## [WHAT IS NEEDED]
Select and copy out every line in the records containing "this".

— begin AVAILABLE DATA —

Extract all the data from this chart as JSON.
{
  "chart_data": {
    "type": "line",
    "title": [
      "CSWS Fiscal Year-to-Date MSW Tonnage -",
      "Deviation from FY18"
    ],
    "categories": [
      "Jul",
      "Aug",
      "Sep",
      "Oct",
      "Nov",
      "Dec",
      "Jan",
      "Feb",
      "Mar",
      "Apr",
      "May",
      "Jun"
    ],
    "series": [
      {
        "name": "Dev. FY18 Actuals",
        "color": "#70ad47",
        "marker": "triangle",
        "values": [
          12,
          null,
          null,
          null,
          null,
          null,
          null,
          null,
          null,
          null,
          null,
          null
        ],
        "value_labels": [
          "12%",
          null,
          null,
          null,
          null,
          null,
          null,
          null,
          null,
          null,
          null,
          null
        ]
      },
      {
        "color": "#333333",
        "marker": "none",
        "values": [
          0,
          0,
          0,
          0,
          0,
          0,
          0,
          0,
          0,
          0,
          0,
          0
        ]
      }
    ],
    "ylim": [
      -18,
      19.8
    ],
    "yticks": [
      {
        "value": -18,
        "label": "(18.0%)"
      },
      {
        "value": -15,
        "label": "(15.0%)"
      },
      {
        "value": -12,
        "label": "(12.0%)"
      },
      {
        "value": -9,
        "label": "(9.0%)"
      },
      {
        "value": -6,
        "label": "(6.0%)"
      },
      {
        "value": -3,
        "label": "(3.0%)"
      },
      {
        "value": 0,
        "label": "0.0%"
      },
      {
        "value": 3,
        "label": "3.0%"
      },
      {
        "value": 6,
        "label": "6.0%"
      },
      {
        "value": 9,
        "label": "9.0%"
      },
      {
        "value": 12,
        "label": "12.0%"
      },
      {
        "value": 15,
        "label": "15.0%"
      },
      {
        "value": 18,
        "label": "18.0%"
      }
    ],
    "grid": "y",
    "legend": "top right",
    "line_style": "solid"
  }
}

— end AVAILABLE DATA —
— begin AVAILABLE DATA —

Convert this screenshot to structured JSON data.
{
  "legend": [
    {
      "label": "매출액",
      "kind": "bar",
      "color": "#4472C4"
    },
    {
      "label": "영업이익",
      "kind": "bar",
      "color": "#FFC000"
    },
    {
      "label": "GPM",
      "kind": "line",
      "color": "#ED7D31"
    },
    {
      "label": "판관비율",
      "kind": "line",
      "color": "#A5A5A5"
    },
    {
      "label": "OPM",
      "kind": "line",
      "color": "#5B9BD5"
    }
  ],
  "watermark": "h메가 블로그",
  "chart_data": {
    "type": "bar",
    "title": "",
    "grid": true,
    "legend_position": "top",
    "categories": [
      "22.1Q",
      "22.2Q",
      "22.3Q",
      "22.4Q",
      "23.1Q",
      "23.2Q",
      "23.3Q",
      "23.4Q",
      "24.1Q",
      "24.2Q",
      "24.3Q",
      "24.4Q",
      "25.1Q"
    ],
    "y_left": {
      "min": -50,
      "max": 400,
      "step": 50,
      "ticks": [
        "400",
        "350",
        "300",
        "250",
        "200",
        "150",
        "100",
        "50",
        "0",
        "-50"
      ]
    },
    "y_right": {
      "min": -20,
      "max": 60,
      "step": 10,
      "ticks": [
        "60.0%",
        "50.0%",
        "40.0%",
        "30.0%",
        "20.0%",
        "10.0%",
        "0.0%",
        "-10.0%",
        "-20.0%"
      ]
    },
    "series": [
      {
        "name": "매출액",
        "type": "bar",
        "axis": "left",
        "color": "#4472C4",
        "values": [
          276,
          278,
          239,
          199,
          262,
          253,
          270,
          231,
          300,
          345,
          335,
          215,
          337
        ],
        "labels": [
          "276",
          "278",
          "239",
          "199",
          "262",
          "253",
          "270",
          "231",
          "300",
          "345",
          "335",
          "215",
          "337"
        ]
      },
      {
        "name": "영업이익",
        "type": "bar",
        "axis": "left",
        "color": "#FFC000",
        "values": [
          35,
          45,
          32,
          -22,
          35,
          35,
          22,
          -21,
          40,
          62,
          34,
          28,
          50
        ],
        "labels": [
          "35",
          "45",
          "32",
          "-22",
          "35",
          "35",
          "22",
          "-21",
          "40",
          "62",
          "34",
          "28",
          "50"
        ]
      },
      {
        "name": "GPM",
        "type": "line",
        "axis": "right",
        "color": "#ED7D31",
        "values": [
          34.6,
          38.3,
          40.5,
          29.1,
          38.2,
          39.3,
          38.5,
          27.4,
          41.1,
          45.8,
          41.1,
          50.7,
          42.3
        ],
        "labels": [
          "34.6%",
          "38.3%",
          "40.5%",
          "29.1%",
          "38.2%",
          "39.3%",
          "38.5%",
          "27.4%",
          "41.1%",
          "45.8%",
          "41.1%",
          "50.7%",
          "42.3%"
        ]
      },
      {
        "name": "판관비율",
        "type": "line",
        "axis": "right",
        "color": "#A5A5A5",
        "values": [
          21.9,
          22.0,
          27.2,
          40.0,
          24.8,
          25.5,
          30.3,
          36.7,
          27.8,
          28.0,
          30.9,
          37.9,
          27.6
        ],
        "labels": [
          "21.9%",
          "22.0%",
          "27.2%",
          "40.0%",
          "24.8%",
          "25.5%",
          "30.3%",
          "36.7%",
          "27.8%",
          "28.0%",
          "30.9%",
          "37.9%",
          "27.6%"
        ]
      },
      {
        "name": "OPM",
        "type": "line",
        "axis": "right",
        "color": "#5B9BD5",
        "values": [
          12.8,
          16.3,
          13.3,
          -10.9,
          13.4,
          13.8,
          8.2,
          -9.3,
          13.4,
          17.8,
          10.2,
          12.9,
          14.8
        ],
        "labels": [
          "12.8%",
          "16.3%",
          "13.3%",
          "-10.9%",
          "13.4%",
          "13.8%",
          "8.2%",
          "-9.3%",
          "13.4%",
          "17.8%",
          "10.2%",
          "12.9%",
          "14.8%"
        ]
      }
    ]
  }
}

— end AVAILABLE DATA —
— begin AVAILABLE DATA —

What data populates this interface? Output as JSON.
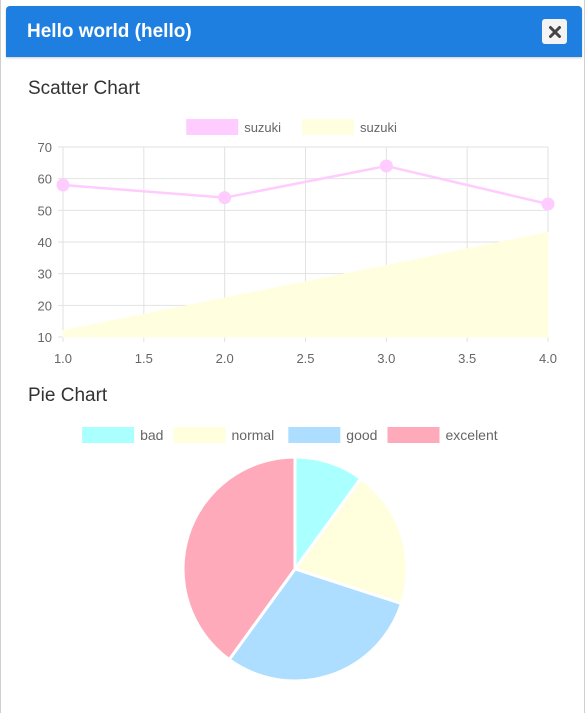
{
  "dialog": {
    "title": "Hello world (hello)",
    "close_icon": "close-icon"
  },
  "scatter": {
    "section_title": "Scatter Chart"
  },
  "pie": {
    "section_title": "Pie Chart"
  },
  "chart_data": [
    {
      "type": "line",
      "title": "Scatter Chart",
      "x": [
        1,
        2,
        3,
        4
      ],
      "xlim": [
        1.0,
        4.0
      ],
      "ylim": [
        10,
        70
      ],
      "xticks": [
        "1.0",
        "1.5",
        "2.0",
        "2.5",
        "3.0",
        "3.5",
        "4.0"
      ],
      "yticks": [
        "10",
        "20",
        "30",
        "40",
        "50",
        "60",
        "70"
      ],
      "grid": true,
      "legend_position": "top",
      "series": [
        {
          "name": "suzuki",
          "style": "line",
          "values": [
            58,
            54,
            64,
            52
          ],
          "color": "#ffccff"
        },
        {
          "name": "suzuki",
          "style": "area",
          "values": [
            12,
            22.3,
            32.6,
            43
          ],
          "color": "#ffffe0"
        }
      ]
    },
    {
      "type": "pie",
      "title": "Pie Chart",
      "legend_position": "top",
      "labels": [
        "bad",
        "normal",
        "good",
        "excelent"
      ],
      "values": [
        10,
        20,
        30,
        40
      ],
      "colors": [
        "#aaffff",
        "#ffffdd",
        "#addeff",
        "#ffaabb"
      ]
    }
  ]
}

— end AVAILABLE DATA —

## [RESULT]
Extract all the data from this chart as JSON.
Convert this screenshot to structured JSON data.
What data populates this interface? Output as JSON.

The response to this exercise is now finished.